** START OF SUPPLIED RECORDS **

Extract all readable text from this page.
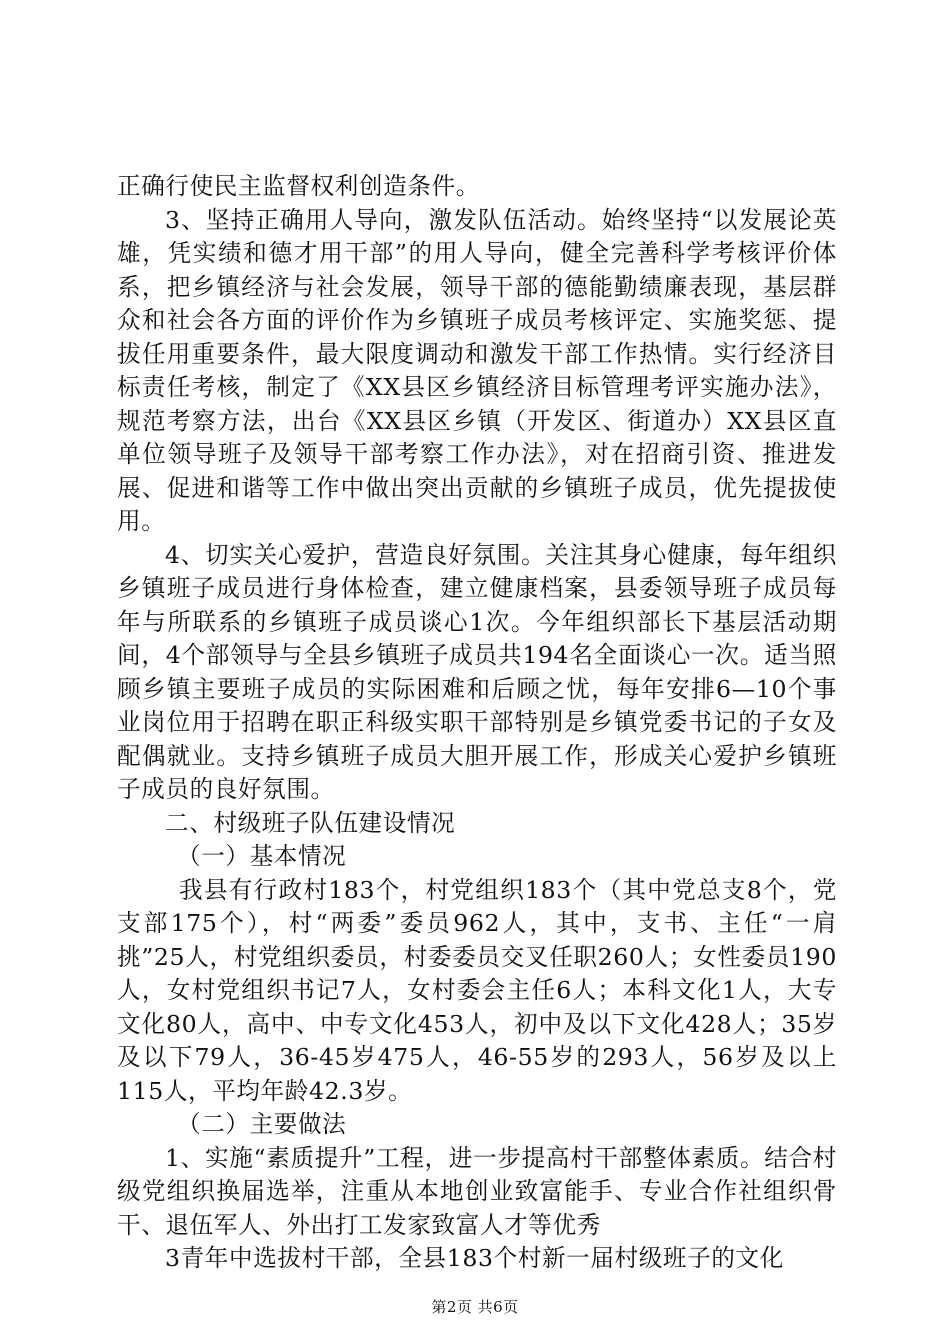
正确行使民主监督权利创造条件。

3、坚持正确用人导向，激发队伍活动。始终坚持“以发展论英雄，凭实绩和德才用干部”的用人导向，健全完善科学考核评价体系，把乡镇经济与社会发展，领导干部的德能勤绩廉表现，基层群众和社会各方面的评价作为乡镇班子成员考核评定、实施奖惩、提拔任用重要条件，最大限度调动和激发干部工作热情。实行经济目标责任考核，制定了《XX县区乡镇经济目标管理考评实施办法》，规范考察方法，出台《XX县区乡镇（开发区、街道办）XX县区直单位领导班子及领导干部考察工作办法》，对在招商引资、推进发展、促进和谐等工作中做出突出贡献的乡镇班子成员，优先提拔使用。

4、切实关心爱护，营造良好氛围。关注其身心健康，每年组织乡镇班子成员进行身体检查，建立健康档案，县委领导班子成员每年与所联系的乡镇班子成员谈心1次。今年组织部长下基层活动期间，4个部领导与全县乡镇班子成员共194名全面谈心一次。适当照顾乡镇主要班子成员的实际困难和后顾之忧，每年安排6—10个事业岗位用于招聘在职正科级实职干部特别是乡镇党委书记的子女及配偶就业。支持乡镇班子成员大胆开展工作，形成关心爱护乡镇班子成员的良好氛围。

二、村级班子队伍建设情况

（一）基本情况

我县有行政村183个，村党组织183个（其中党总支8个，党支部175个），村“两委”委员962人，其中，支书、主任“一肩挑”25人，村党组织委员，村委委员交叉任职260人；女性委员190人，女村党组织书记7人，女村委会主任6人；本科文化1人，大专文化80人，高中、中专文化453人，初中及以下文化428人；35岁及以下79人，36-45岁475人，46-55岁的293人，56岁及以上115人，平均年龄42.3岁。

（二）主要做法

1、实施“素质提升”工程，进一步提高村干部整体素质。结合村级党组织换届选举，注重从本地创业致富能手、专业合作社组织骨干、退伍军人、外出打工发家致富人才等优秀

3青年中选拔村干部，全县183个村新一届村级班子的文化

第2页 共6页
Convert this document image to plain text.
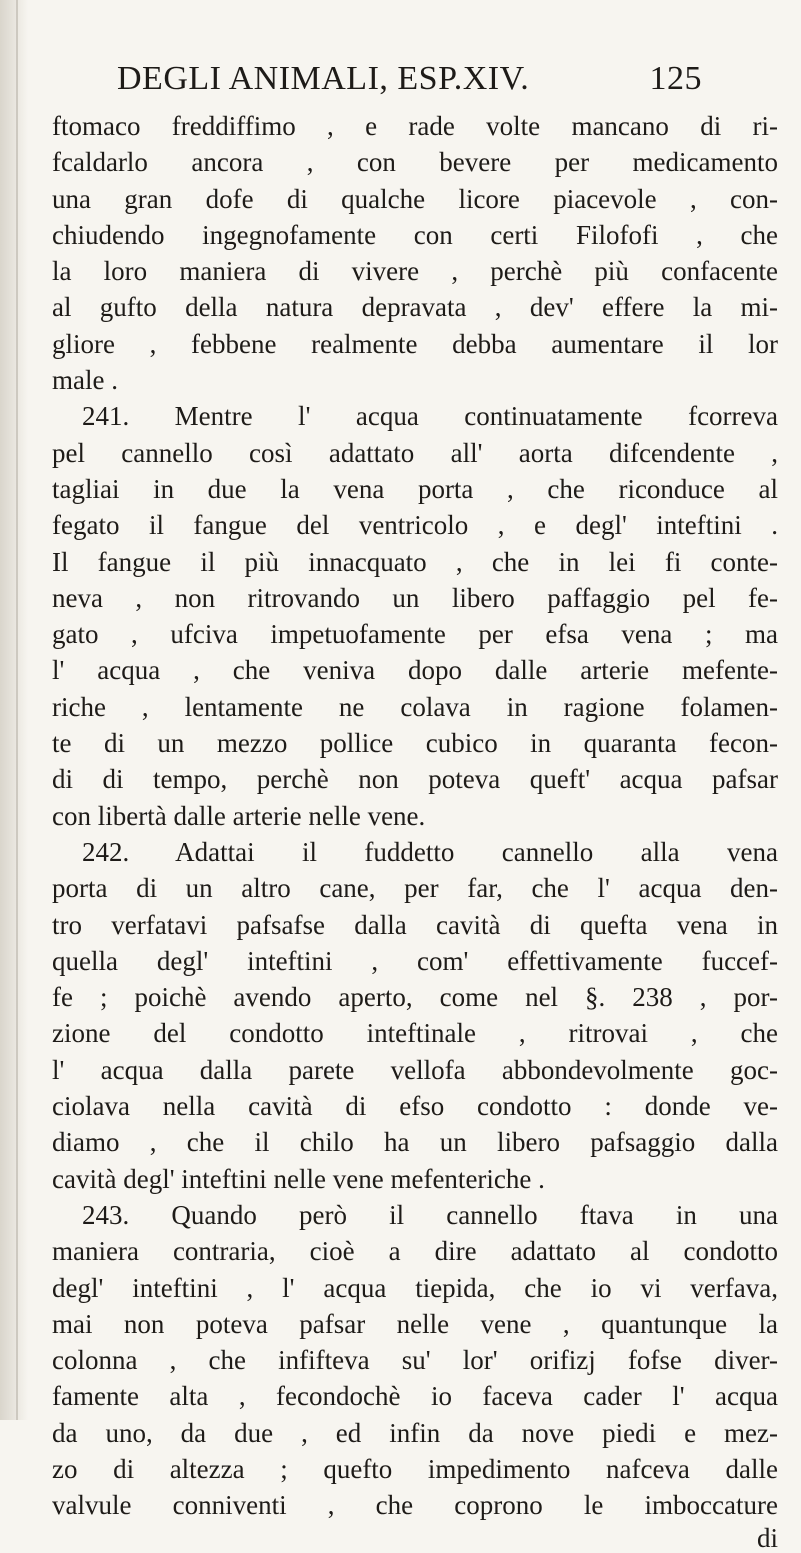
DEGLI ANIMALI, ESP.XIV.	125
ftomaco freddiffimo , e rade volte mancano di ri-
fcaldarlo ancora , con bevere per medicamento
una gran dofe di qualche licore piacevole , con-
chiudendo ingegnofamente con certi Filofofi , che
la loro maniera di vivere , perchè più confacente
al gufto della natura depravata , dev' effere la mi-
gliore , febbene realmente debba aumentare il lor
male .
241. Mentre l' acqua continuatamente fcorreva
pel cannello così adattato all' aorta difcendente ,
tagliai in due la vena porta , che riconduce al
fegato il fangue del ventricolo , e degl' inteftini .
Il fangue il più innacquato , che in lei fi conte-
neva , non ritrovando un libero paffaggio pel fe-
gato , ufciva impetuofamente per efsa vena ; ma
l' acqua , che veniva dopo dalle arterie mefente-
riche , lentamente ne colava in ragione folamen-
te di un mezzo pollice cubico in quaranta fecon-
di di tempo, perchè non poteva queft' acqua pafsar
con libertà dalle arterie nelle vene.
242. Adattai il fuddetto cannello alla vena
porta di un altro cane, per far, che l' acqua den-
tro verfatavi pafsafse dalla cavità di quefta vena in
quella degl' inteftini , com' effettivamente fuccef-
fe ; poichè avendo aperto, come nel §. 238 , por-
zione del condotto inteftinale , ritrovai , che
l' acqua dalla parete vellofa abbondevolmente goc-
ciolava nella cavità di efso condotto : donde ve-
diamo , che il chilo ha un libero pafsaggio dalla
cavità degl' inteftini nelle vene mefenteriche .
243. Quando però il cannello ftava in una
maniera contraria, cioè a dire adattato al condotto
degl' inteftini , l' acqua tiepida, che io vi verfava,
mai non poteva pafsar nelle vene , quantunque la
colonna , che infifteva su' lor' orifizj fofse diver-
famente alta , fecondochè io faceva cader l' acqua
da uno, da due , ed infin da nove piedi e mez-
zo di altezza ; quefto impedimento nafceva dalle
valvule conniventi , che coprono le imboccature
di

** END OF SUPPLIED RECORDS **

» **WHAT IS NEEDED**
Collect every line from the records above that contains the word "dalla".

» **EXERCISE ANSWER**
tro verfatavi pafsafse dalla cavità di quefta vena in
l' acqua dalla parete vellofa abbondevolmente goc-
diamo , che il chilo ha un libero pafsaggio dalla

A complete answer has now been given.